Required action.
Pull every line from the records that has the word "Schildkamp" in it.

(Items from a data source)

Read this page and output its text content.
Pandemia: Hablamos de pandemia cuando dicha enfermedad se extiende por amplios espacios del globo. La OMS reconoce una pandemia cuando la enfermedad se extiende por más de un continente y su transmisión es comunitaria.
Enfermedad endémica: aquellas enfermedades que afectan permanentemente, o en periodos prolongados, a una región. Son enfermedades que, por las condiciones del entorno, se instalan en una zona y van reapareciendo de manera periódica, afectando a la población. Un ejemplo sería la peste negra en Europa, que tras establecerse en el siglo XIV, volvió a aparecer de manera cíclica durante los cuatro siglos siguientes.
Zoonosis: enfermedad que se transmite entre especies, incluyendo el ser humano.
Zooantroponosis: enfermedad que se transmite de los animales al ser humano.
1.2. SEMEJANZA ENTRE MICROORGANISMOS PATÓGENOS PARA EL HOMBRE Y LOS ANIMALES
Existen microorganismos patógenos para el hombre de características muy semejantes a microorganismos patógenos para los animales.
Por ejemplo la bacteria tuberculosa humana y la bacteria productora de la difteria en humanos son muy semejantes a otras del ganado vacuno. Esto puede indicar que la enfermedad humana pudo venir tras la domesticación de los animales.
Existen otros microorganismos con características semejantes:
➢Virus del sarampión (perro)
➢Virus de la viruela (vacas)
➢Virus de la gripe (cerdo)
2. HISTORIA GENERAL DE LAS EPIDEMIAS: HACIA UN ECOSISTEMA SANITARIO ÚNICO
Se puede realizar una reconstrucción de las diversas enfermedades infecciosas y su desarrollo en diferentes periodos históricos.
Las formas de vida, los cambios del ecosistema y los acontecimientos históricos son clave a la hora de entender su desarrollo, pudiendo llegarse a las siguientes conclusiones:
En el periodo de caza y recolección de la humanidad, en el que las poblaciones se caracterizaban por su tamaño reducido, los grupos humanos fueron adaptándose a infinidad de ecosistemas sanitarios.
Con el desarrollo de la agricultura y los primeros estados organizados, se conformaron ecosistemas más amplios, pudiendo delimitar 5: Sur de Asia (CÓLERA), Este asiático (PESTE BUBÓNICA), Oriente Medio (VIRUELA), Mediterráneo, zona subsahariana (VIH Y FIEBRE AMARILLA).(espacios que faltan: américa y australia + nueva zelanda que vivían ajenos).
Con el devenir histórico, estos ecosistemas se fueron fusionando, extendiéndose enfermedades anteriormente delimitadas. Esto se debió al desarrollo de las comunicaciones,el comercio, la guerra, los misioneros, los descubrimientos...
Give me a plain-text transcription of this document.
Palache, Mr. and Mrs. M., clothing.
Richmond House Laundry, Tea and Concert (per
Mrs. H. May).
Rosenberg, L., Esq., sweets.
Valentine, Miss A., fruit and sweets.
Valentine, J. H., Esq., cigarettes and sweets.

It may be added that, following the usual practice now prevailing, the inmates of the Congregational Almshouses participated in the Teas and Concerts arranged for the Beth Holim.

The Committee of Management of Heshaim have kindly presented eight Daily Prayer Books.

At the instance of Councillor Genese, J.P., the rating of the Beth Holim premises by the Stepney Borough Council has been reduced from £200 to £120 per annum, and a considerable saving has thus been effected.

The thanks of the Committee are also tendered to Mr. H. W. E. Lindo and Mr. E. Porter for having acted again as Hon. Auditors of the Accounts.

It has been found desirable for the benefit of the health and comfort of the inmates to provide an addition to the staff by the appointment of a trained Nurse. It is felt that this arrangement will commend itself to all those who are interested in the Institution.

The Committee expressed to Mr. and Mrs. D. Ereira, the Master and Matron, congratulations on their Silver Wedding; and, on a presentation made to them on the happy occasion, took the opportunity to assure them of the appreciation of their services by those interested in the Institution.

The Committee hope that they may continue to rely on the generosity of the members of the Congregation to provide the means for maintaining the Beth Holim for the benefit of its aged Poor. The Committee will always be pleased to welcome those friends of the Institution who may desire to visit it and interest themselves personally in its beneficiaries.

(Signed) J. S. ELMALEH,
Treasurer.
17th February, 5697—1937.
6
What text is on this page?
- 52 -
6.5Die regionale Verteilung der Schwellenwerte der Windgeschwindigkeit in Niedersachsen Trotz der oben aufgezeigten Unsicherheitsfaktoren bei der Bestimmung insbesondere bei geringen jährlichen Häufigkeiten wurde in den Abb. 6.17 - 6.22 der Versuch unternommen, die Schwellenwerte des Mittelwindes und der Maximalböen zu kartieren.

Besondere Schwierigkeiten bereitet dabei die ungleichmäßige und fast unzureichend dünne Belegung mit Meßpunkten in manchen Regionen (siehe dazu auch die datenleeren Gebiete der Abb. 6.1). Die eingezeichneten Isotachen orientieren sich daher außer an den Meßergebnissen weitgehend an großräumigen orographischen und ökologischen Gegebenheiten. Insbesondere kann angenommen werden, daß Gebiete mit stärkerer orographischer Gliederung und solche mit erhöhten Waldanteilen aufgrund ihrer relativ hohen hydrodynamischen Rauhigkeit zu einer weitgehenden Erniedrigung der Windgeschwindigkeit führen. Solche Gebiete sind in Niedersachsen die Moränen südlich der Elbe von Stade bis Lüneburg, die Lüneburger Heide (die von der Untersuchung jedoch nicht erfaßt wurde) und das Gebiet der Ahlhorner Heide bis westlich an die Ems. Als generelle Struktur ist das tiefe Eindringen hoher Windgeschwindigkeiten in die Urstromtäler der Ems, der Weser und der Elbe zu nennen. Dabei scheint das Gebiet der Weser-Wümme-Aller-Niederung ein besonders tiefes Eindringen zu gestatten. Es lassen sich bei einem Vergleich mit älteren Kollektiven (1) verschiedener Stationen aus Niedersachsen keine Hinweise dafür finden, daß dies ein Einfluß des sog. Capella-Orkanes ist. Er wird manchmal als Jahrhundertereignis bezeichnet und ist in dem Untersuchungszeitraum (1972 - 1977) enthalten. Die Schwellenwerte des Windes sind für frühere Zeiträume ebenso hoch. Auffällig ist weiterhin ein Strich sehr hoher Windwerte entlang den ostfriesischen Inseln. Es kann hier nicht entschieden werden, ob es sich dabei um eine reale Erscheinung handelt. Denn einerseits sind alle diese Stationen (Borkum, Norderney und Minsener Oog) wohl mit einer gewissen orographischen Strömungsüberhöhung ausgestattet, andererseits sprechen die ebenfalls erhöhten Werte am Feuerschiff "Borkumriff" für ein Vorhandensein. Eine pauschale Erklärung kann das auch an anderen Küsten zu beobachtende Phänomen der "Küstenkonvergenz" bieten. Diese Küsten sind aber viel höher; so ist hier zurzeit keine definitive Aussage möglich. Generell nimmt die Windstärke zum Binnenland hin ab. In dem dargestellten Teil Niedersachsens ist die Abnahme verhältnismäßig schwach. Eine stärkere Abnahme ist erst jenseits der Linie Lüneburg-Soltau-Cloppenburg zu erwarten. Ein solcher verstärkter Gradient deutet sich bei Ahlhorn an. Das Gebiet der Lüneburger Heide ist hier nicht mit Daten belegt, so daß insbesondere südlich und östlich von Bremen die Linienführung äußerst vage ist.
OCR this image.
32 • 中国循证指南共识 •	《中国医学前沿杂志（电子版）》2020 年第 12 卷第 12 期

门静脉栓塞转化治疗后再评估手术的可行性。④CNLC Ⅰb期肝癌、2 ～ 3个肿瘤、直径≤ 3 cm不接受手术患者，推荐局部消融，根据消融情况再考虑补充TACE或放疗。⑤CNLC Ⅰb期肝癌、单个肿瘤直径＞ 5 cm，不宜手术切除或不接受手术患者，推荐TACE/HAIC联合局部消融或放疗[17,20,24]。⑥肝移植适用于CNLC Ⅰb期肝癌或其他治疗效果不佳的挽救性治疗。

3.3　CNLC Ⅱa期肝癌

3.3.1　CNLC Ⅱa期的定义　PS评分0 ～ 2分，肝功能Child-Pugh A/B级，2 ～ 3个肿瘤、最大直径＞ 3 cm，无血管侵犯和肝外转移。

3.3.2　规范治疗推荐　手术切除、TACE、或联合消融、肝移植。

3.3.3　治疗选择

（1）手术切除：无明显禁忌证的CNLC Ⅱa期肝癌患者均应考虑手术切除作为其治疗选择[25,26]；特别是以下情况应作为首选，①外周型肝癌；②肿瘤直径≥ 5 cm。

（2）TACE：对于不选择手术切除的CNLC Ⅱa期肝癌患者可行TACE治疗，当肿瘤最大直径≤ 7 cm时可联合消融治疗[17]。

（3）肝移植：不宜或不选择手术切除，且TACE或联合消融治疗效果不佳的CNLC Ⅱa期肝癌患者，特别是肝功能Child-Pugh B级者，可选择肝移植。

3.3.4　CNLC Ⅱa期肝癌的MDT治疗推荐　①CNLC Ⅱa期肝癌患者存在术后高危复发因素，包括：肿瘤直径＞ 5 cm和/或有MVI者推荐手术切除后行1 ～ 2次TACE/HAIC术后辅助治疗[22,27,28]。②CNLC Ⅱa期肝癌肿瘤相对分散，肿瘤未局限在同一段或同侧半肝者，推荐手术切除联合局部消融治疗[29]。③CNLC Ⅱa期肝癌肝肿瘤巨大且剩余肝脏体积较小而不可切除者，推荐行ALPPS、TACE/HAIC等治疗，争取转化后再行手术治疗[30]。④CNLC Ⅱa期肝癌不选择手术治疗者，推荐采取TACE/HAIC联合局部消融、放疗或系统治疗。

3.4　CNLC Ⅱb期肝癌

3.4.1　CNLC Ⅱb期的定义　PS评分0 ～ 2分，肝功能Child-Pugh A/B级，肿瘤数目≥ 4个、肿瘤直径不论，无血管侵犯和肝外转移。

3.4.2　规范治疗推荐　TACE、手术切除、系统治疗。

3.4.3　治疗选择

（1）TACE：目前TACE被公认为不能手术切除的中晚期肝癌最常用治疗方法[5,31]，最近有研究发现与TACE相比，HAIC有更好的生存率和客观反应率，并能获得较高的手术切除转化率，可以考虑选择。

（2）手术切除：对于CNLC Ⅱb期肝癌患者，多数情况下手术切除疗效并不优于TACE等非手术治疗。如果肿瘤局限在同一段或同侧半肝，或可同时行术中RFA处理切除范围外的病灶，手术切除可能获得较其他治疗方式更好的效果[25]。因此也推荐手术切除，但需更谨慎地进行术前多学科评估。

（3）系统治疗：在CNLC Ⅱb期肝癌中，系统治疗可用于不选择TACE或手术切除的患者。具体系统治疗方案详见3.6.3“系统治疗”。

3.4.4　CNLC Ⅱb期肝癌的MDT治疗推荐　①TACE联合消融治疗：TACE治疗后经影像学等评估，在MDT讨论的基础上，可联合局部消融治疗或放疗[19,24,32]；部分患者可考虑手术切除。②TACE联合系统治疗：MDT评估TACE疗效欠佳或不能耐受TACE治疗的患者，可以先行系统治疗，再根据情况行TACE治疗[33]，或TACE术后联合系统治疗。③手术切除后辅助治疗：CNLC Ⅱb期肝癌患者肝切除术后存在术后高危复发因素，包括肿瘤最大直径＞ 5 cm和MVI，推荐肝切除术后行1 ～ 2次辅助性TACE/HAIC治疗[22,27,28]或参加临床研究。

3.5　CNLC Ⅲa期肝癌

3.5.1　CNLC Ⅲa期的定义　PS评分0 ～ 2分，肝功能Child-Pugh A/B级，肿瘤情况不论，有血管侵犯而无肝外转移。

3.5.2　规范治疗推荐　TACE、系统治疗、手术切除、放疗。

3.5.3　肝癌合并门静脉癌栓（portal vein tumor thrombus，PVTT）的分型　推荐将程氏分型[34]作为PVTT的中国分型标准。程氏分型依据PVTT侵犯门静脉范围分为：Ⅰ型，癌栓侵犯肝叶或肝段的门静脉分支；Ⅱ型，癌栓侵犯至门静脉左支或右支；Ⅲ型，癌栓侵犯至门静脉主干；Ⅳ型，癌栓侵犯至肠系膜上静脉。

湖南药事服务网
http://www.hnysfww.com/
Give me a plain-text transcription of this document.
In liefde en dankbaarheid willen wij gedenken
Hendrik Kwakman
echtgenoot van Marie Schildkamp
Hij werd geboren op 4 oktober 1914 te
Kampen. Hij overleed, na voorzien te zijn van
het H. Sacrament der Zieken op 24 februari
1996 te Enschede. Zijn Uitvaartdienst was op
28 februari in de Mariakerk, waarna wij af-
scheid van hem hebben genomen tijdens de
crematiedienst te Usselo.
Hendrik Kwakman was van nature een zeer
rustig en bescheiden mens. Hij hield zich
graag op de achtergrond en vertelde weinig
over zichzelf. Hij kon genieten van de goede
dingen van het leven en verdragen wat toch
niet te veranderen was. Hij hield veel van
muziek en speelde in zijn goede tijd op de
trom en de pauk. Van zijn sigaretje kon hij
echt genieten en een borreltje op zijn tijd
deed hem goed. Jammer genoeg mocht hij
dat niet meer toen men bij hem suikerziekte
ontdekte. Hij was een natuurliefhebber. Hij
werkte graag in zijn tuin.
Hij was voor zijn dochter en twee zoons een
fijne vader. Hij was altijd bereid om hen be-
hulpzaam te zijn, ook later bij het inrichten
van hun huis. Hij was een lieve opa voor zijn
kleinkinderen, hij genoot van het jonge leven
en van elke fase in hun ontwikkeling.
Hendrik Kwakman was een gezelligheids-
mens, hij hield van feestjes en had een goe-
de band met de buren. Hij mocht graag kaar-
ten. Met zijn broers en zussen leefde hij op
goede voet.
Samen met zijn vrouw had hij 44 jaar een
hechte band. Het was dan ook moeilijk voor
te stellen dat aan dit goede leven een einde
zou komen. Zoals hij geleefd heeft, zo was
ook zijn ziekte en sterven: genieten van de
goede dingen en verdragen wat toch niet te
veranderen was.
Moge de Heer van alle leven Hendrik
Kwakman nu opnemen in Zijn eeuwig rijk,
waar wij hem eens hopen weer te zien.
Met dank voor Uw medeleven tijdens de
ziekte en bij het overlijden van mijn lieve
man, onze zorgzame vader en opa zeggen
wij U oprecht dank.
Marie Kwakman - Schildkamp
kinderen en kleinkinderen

Response to this exercise.
echtgenoot van Marie Schildkamp
Marie Kwakman - Schildkamp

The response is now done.